Aim of the task — Search the records below for the word "Rainfall" and show every line where it occurs.

*** Data lines

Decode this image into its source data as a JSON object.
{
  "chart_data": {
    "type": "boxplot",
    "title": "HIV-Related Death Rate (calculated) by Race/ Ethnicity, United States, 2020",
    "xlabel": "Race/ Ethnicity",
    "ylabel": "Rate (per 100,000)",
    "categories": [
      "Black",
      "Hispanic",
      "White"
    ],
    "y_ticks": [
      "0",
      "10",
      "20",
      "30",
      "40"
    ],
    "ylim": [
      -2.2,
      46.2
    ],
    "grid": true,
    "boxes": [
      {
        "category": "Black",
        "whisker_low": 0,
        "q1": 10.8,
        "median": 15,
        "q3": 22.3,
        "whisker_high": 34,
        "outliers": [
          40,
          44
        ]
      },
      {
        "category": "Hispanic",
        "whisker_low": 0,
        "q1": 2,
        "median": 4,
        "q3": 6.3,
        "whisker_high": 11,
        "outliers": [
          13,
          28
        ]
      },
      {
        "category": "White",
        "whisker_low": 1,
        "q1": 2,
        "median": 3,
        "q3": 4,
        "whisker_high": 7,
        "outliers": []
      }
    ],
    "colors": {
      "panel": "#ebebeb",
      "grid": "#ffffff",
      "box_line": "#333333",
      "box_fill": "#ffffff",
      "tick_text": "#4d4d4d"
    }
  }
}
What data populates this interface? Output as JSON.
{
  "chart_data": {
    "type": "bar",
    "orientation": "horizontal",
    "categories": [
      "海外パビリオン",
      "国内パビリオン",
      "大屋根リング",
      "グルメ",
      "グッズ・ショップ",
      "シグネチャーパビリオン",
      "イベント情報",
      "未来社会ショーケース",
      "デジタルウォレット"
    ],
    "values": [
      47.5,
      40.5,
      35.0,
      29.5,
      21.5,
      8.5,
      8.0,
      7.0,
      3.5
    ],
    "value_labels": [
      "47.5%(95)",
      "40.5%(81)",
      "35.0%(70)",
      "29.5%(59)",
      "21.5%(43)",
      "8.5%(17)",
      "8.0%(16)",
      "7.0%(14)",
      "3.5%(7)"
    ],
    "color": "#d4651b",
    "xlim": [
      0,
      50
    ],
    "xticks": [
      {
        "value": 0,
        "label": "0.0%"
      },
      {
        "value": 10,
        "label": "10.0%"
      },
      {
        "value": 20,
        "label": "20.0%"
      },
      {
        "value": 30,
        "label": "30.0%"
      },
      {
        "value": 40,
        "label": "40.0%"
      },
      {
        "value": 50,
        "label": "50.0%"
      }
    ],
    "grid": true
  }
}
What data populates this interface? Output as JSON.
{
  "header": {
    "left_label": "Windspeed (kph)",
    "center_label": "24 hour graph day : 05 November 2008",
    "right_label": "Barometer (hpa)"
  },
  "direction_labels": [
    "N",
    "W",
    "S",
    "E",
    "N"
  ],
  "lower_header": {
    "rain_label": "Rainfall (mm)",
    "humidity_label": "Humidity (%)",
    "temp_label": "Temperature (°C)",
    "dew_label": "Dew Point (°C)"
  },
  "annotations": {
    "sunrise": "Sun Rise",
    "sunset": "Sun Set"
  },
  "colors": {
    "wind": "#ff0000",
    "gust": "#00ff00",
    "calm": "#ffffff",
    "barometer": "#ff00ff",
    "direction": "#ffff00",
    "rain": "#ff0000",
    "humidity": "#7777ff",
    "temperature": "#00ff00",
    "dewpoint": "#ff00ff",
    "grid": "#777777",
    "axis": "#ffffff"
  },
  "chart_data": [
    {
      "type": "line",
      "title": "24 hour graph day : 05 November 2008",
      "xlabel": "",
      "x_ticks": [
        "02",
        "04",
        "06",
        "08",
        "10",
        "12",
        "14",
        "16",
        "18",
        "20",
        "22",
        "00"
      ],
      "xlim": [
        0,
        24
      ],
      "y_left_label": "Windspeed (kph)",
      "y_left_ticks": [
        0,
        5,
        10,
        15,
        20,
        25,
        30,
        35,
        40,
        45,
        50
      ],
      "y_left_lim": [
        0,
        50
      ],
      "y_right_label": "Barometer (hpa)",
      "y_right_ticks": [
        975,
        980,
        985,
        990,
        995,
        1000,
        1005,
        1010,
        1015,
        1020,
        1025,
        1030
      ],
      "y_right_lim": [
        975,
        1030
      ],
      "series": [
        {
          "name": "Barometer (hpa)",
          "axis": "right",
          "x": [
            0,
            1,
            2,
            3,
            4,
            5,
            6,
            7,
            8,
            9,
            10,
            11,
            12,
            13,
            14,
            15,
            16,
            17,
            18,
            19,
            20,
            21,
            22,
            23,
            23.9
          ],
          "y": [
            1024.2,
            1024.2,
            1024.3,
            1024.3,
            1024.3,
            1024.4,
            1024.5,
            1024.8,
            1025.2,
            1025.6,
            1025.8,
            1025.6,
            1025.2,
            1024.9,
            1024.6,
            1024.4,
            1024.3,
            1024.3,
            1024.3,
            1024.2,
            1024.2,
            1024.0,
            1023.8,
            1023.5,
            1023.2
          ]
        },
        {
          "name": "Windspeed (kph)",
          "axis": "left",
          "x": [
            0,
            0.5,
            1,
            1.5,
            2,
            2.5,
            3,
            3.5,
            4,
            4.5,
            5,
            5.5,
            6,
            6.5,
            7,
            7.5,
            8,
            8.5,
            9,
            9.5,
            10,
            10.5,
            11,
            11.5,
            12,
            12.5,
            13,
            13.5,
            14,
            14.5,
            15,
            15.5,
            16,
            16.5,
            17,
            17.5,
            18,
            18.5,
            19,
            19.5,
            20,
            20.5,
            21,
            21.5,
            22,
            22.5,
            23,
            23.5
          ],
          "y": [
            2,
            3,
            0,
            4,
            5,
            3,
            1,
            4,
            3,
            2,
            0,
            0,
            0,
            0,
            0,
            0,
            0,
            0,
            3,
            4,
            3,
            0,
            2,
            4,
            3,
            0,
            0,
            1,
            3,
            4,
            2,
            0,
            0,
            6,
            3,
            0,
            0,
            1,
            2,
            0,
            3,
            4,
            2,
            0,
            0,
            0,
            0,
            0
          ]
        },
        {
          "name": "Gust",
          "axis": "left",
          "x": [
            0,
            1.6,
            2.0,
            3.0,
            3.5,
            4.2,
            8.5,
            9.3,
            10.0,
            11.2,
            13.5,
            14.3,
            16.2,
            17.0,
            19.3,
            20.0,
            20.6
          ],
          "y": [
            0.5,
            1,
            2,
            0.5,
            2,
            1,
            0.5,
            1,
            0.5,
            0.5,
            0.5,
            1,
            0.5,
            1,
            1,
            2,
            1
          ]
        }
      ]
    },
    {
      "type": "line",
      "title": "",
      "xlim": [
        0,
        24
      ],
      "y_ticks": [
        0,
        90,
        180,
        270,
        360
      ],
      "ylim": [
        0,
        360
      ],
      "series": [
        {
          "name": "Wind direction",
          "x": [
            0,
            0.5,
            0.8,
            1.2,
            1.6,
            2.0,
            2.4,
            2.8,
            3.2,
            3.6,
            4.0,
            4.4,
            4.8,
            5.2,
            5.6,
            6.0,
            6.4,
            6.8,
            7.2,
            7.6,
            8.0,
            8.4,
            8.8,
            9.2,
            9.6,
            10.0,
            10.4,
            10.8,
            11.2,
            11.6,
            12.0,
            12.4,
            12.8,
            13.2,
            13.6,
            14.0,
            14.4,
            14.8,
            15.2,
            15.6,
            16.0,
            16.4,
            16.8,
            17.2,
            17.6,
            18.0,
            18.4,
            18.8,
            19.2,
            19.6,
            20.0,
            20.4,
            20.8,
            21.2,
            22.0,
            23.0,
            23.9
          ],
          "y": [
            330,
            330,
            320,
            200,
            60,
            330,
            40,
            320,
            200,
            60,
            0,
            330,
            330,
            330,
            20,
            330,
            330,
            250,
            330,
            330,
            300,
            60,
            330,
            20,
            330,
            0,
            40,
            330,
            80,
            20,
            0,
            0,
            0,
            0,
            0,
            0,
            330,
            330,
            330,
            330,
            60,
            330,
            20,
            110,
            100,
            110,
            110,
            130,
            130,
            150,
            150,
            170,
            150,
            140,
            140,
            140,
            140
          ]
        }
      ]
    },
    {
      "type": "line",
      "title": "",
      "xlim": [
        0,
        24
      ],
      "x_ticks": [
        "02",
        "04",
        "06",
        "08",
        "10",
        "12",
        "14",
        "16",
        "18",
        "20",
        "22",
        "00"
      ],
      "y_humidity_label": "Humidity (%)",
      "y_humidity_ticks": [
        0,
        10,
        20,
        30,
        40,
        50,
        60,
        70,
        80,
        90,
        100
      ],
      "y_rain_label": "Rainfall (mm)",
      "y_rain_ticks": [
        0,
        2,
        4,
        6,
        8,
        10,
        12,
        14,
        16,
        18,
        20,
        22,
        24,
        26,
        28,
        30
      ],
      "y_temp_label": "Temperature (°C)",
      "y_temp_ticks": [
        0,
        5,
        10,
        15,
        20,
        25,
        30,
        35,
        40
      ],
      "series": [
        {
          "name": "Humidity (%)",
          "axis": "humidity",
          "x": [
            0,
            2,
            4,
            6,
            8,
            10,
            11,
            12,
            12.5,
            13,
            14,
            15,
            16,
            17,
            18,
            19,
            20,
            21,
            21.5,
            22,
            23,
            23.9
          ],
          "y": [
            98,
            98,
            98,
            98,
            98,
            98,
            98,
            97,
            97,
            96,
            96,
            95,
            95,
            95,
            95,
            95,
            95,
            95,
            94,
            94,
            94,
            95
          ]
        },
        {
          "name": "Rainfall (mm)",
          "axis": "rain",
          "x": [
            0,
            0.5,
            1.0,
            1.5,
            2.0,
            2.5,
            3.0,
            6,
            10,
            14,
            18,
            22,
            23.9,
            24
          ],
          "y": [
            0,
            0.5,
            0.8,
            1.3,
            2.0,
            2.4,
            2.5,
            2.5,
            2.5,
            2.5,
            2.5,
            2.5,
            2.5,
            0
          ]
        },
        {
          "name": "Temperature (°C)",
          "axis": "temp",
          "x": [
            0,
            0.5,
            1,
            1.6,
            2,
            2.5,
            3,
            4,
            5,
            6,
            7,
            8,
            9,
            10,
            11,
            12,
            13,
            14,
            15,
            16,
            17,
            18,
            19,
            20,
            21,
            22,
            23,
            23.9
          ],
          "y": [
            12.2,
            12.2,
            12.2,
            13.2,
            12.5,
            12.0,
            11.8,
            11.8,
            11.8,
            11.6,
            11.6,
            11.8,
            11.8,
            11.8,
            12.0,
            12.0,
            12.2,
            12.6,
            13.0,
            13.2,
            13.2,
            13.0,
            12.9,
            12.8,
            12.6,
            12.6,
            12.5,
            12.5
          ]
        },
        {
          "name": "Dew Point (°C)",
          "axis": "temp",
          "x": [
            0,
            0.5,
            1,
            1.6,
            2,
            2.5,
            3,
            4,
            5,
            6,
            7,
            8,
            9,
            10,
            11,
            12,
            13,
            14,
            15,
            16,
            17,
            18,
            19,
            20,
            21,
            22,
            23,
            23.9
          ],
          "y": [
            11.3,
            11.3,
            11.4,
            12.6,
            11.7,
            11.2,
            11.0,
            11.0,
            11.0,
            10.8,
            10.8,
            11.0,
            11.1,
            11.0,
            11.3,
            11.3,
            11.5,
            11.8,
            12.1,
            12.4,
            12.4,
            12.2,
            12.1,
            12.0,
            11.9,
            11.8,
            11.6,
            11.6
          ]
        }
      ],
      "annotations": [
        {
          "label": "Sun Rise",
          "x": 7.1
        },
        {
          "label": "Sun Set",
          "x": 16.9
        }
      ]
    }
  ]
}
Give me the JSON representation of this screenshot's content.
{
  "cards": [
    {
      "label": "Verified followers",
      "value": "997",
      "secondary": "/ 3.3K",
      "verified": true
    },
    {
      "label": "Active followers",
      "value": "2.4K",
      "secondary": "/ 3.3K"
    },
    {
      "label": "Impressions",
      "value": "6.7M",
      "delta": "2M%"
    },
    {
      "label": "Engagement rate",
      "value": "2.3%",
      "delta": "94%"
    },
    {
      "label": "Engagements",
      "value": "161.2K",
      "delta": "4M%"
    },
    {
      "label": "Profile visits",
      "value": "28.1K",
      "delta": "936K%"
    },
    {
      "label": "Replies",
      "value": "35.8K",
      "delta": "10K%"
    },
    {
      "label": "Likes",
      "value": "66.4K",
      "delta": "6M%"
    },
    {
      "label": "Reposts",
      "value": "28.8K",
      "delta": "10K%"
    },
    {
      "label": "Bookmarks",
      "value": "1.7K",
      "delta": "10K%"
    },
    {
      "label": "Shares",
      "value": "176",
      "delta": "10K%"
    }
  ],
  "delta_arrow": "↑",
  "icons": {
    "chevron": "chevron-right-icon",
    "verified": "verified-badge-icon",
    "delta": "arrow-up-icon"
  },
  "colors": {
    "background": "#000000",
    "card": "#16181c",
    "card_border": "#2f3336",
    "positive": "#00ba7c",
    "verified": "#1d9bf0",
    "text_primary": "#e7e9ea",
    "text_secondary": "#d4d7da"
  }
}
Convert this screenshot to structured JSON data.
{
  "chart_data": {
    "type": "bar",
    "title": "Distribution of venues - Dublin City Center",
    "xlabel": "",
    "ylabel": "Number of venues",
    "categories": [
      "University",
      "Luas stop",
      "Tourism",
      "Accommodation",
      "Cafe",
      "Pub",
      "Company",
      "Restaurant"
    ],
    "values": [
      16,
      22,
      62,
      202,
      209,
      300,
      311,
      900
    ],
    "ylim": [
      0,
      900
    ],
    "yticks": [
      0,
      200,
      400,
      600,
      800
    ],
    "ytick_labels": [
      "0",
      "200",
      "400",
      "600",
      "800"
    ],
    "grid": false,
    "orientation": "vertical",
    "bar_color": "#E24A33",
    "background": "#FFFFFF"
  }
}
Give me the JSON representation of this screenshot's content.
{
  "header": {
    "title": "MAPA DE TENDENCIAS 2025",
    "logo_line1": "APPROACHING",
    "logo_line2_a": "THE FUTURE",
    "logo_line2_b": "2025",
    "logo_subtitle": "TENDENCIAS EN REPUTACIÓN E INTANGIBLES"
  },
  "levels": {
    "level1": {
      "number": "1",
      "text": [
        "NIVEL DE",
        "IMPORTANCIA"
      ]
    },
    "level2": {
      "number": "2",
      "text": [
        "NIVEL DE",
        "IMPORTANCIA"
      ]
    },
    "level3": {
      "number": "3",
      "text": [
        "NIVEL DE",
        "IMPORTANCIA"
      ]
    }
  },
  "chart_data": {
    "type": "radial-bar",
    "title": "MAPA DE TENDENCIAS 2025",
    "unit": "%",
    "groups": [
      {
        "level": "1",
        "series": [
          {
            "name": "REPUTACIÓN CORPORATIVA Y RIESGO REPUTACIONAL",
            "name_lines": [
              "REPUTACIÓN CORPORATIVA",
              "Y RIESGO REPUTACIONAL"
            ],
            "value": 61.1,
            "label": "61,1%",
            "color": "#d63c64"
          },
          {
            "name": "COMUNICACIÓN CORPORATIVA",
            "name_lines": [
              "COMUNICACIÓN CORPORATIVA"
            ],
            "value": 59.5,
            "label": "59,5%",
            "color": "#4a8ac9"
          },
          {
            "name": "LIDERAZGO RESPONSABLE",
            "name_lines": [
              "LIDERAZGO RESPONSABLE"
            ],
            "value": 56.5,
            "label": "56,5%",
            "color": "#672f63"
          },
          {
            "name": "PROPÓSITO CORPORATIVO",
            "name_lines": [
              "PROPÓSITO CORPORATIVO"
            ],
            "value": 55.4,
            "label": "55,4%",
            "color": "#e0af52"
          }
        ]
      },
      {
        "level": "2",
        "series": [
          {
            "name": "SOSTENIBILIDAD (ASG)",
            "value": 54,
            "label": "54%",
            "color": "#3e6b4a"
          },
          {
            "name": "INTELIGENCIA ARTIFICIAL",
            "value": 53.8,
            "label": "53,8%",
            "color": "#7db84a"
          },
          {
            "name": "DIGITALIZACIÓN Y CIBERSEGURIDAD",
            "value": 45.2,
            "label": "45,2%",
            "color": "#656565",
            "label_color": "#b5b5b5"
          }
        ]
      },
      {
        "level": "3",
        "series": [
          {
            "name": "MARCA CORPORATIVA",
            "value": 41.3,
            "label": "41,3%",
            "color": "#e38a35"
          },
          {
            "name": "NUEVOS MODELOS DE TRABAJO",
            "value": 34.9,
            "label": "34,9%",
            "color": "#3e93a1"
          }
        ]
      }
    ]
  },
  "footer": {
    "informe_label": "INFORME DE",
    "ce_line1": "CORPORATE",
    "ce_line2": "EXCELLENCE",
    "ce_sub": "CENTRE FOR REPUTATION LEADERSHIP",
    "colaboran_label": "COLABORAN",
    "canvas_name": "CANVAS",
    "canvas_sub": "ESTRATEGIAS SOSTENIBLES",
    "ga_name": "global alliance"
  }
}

******

Exercise result —
    "rain_label": "Rainfall (mm)",
      "y_rain_label": "Rainfall (mm)",
          "name": "Rainfall (mm)",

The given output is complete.